■ OBJECTIVE: Output the lines that follow exactly as they are.

■ GIVEN INFORMATION:
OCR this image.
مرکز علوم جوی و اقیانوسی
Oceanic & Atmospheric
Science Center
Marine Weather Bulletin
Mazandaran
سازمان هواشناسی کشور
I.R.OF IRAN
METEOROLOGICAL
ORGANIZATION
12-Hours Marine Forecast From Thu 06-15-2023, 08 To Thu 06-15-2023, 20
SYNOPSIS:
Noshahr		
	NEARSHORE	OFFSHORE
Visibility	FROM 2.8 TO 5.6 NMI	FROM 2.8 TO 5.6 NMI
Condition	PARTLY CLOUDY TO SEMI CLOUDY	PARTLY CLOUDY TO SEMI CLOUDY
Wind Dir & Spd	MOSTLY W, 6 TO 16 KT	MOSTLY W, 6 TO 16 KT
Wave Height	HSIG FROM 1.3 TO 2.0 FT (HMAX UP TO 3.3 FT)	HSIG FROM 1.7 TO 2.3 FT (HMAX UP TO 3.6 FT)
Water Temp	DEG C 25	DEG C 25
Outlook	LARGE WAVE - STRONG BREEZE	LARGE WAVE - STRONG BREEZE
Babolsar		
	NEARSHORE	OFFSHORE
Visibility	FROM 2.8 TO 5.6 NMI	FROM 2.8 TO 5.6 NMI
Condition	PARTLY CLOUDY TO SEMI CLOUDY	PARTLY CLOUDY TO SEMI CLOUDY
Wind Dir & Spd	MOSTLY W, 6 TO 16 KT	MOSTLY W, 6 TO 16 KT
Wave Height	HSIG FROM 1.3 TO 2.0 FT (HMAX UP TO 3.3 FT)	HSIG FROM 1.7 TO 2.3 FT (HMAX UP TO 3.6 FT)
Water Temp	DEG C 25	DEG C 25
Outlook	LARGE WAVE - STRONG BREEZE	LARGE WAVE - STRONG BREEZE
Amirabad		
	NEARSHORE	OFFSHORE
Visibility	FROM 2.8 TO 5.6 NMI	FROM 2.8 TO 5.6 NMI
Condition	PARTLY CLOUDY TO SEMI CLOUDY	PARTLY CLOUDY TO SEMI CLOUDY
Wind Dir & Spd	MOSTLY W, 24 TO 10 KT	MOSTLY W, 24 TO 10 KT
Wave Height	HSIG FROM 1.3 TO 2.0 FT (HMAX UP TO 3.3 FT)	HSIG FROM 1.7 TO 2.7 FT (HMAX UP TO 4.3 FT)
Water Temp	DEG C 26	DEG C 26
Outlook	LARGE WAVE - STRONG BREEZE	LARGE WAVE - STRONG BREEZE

■ WRITTEN SOLUTION:
OCR this image.
مرکز علوم جوی و اقیانوسی
Oceanic & Atmospheric
Science Center
Marine Weather Bulletin
Mazandaran
سازمان هواشناسی کشور
I.R.OF IRAN
METEOROLOGICAL
ORGANIZATION
12-Hours Marine Forecast From Thu 06-15-2023, 08 To Thu 06-15-2023, 20
SYNOPSIS:
Noshahr		
	NEARSHORE	OFFSHORE
Visibility	FROM 2.8 TO 5.6 NMI	FROM 2.8 TO 5.6 NMI
Condition	PARTLY CLOUDY TO SEMI CLOUDY	PARTLY CLOUDY TO SEMI CLOUDY
Wind Dir & Spd	MOSTLY W, 6 TO 16 KT	MOSTLY W, 6 TO 16 KT
Wave Height	HSIG FROM 1.3 TO 2.0 FT (HMAX UP TO 3.3 FT)	HSIG FROM 1.7 TO 2.3 FT (HMAX UP TO 3.6 FT)
Water Temp	DEG C 25	DEG C 25
Outlook	LARGE WAVE - STRONG BREEZE	LARGE WAVE - STRONG BREEZE
Babolsar		
	NEARSHORE	OFFSHORE
Visibility	FROM 2.8 TO 5.6 NMI	FROM 2.8 TO 5.6 NMI
Condition	PARTLY CLOUDY TO SEMI CLOUDY	PARTLY CLOUDY TO SEMI CLOUDY
Wind Dir & Spd	MOSTLY W, 6 TO 16 KT	MOSTLY W, 6 TO 16 KT
Wave Height	HSIG FROM 1.3 TO 2.0 FT (HMAX UP TO 3.3 FT)	HSIG FROM 1.7 TO 2.3 FT (HMAX UP TO 3.6 FT)
Water Temp	DEG C 25	DEG C 25
Outlook	LARGE WAVE - STRONG BREEZE	LARGE WAVE - STRONG BREEZE
Amirabad		
	NEARSHORE	OFFSHORE
Visibility	FROM 2.8 TO 5.6 NMI	FROM 2.8 TO 5.6 NMI
Condition	PARTLY CLOUDY TO SEMI CLOUDY	PARTLY CLOUDY TO SEMI CLOUDY
Wind Dir & Spd	MOSTLY W, 24 TO 10 KT	MOSTLY W, 24 TO 10 KT
Wave Height	HSIG FROM 1.3 TO 2.0 FT (HMAX UP TO 3.3 FT)	HSIG FROM 1.7 TO 2.7 FT (HMAX UP TO 4.3 FT)
Water Temp	DEG C 26	DEG C 26
Outlook	LARGE WAVE - STRONG BREEZE	LARGE WAVE - STRONG BREEZE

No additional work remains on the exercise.